*Set task*
Summarize the passage on GFS forecasts in two sentences.

*Provided passage*
•••

Not even that. I’ve found the GFS models to be essentially useless. This is the GRAMET based on GFS data 25 hours before a flight I made yesterday:

The GRAMET based on GFS data 13 hours before the flight looked like this:

In reality, there were several SCT/BKN cloud layers starting at 2500 feet. Lots of CBs, RASH and the occasional TS. The Swedish MET Office had correctly predicted this several days in advance. Also if you looked at the UK MET office prognostic chars, you would have seen a low with front systems passing the area. I would expect that with 13 hours notice GFS would do a better job. Unfortunately, this is not at all unusual.

ESKC (Uppsala/Sundbro), Sweden

I’ve found the GFS models to be essentially useless

GFS is almost useless for forecasting stratified cloud, for sure.

It predicts a probability of buildups but mostly those are blindingly obvious from the MSLP charts.

There is a long way to go but the better models are all sold for money (in Europe) so we don’t get to see them.

•••

*Data lines*
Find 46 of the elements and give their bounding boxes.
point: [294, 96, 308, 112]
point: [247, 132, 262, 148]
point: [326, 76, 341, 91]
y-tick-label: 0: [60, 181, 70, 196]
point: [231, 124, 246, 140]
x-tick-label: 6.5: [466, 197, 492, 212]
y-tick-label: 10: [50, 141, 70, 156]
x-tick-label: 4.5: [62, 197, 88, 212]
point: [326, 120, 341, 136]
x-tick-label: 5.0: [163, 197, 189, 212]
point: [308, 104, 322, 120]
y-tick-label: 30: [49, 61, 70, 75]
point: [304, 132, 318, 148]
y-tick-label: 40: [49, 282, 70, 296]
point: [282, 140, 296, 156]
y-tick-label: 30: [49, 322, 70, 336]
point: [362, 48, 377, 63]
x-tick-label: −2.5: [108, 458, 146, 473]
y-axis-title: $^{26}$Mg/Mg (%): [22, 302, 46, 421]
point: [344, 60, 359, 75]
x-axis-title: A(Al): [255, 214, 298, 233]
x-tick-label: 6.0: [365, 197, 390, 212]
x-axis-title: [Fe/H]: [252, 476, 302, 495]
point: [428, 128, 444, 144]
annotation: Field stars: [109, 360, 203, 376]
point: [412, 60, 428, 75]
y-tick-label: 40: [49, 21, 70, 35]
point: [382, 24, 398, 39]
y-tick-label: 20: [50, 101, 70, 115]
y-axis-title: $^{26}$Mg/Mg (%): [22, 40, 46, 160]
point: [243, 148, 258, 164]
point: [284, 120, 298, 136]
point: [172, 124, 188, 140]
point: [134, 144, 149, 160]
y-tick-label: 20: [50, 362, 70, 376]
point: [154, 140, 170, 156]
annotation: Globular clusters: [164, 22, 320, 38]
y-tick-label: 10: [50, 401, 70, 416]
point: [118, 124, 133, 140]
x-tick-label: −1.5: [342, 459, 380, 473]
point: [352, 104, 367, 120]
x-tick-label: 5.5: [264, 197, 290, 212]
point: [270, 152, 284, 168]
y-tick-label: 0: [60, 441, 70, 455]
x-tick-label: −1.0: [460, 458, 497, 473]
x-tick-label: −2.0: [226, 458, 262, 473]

•••

*Response below*
GFS models are called essentially useless, shown by GRAMETs built on GFS data 25 and 13 hours before a flight, when in reality there were several SCT/BKN cloud layers from 2500 feet, many CBs, RASH and the occasional TS, which the Swedish MET Office had correctly predicted several days in advance. GFS is also described as almost useless for forecasting stratified cloud, with its predicted buildups mostly obvious from MSLP charts, while the better models in Europe are sold for money and so are not seen.